== TASK TO COMPLETE ==
Copy every line of the records below word for word, leaving out the pictures.

Extracted records
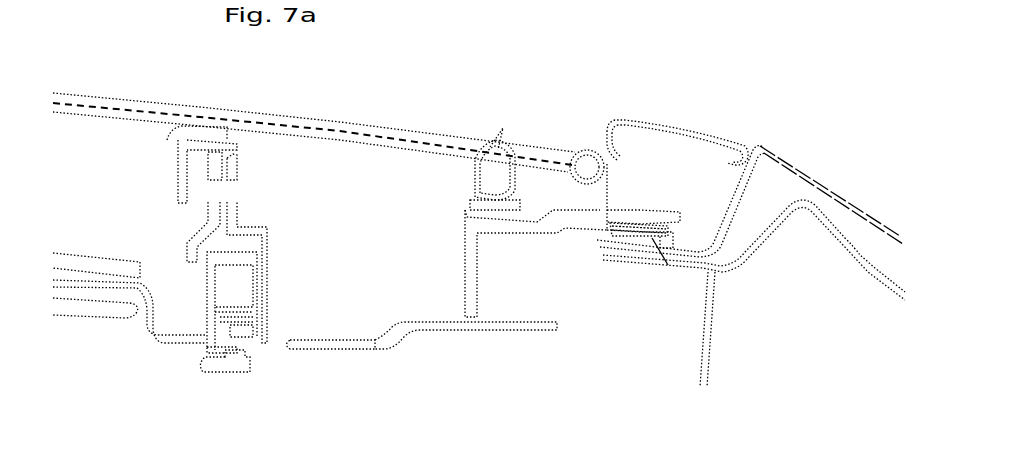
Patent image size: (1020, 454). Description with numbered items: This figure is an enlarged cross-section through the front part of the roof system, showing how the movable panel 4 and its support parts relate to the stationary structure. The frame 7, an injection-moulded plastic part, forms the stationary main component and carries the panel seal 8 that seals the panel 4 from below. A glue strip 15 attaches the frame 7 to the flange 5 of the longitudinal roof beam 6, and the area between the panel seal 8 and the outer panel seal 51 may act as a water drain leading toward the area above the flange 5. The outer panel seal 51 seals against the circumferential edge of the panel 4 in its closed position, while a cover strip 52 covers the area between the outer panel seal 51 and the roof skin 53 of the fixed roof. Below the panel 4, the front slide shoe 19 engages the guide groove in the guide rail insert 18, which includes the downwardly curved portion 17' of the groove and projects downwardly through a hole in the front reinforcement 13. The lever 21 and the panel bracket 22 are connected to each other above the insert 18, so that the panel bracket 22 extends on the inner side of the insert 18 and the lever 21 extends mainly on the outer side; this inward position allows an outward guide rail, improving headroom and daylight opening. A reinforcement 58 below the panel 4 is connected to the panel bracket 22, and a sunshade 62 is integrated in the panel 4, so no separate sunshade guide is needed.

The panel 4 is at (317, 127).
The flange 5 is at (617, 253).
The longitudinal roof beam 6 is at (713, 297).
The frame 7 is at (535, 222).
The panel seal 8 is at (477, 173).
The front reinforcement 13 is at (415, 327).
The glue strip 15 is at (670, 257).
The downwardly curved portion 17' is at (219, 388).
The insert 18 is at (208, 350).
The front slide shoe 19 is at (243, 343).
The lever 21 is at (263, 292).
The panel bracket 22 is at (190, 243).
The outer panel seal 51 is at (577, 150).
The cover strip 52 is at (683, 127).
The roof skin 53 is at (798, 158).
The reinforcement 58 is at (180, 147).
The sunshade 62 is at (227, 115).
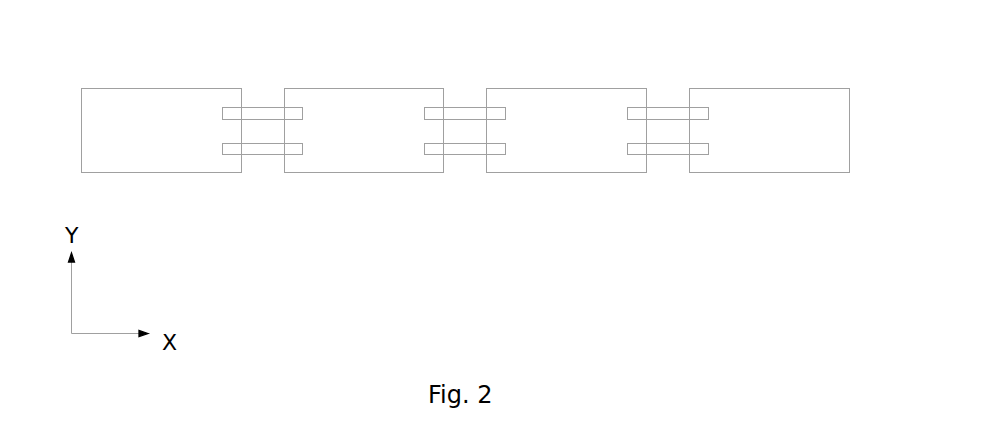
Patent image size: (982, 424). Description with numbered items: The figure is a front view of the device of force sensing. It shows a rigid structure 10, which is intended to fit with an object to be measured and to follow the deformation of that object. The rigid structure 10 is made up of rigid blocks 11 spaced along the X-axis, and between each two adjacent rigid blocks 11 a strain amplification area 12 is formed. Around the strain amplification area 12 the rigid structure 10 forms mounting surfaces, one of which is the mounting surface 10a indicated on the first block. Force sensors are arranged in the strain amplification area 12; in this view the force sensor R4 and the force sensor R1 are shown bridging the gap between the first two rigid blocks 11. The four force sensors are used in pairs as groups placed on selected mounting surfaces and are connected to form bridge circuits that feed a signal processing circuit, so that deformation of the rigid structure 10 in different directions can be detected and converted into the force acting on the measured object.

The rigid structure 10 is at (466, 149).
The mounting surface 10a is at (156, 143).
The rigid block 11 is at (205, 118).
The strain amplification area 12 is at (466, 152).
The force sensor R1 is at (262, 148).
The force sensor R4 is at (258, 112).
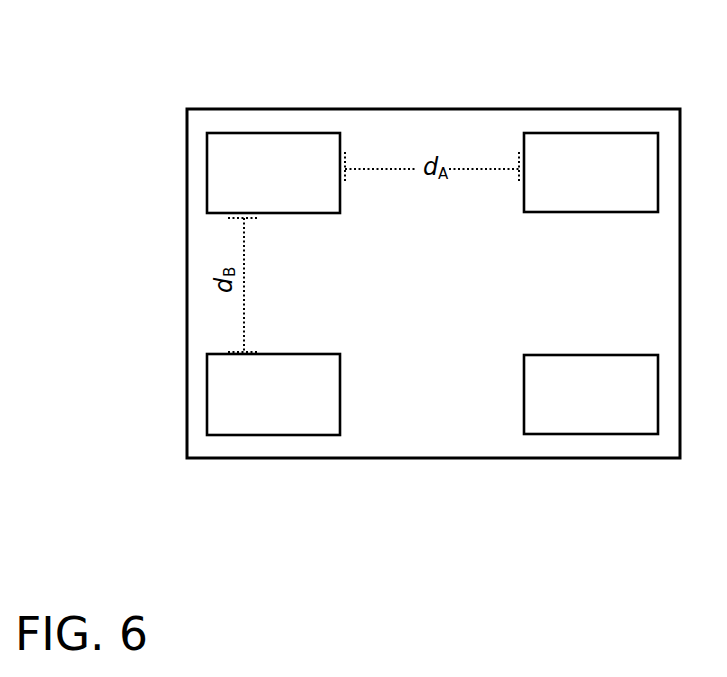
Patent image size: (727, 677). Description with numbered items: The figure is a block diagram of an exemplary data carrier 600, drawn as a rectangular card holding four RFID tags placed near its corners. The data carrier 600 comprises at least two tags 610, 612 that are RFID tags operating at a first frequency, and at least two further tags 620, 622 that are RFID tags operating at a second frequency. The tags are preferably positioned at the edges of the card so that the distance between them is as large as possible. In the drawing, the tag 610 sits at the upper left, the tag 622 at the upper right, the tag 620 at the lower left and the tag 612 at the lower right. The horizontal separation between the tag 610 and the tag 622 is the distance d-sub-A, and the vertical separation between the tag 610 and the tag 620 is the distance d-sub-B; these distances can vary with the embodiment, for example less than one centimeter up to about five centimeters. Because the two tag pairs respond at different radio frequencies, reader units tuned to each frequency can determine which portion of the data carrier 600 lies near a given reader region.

== ANSWER TO THE EXERCISE ==
Patent image size: (1020, 454). Description with numbered items: This figure is an enlarged cross-section through the front part of the roof system, showing how the movable panel 4 and its support parts relate to the stationary structure. The frame 7, an injection-moulded plastic part, forms the stationary main component and carries the panel seal 8 that seals the panel 4 from below. A glue strip 15 attaches the frame 7 to the flange 5 of the longitudinal roof beam 6, and the area between the panel seal 8 and the outer panel seal 51 may act as a water drain leading toward the area above the flange 5. The outer panel seal 51 seals against the circumferential edge of the panel 4 in its closed position, while a cover strip 52 covers the area between the outer panel seal 51 and the roof skin 53 of the fixed roof. Below the panel 4, the front slide shoe 19 engages the guide groove in the guide rail insert 18, which includes the downwardly curved portion 17' of the groove and projects downwardly through a hole in the front reinforcement 13. The lever 21 and the panel bracket 22 are connected to each other above the insert 18, so that the panel bracket 22 extends on the inner side of the insert 18 and the lever 21 extends mainly on the outer side; this inward position allows an outward guide rail, improving headroom and daylight opening. A reinforcement 58 below the panel 4 is connected to the panel bracket 22, and a sunshade 62 is integrated in the panel 4, so no separate sunshade guide is needed.

The panel 4 is at (317, 127).
The flange 5 is at (617, 253).
The longitudinal roof beam 6 is at (713, 297).
The frame 7 is at (535, 222).
The panel seal 8 is at (477, 173).
The front reinforcement 13 is at (415, 327).
The glue strip 15 is at (670, 257).
The downwardly curved portion 17' is at (219, 388).
The insert 18 is at (208, 350).
The front slide shoe 19 is at (243, 343).
The lever 21 is at (263, 292).
The panel bracket 22 is at (190, 243).
The outer panel seal 51 is at (577, 150).
The cover strip 52 is at (683, 127).
The roof skin 53 is at (798, 158).
The reinforcement 58 is at (180, 147).
The sunshade 62 is at (227, 115).
Patent image size: (982, 424). Description with numbered items: The figure is a front view of the device of force sensing. It shows a rigid structure 10, which is intended to fit with an object to be measured and to follow the deformation of that object. The rigid structure 10 is made up of rigid blocks 11 spaced along the X-axis, and between each two adjacent rigid blocks 11 a strain amplification area 12 is formed. Around the strain amplification area 12 the rigid structure 10 forms mounting surfaces, one of which is the mounting surface 10a indicated on the first block. Force sensors are arranged in the strain amplification area 12; in this view the force sensor R4 and the force sensor R1 are shown bridging the gap between the first two rigid blocks 11. The four force sensors are used in pairs as groups placed on selected mounting surfaces and are connected to form bridge circuits that feed a signal processing circuit, so that deformation of the rigid structure 10 in different directions can be detected and converted into the force acting on the measured object.

The rigid structure 10 is at (466, 149).
The mounting surface 10a is at (156, 143).
The rigid block 11 is at (205, 118).
The strain amplification area 12 is at (466, 152).
The force sensor R1 is at (262, 148).
The force sensor R4 is at (258, 112).
Patent image size: (727, 677). Description with numbered items: The figure is a block diagram of an exemplary data carrier 600, drawn as a rectangular card holding four RFID tags placed near its corners. The data carrier 600 comprises at least two tags 610, 612 that are RFID tags operating at a first frequency, and at least two further tags 620, 622 that are RFID tags operating at a second frequency. The tags are preferably positioned at the edges of the card so that the distance between them is as large as possible. In the drawing, the tag 610 sits at the upper left, the tag 622 at the upper right, the tag 620 at the lower left and the tag 612 at the lower right. The horizontal separation between the tag 610 and the tag 622 is the distance d-sub-A, and the vertical separation between the tag 610 and the tag 620 is the distance d-sub-B; these distances can vary with the embodiment, for example less than one centimeter up to about five centimeters. Because the two tag pairs respond at different radio frequencies, reader units tuned to each frequency can determine which portion of the data carrier 600 lies near a given reader region.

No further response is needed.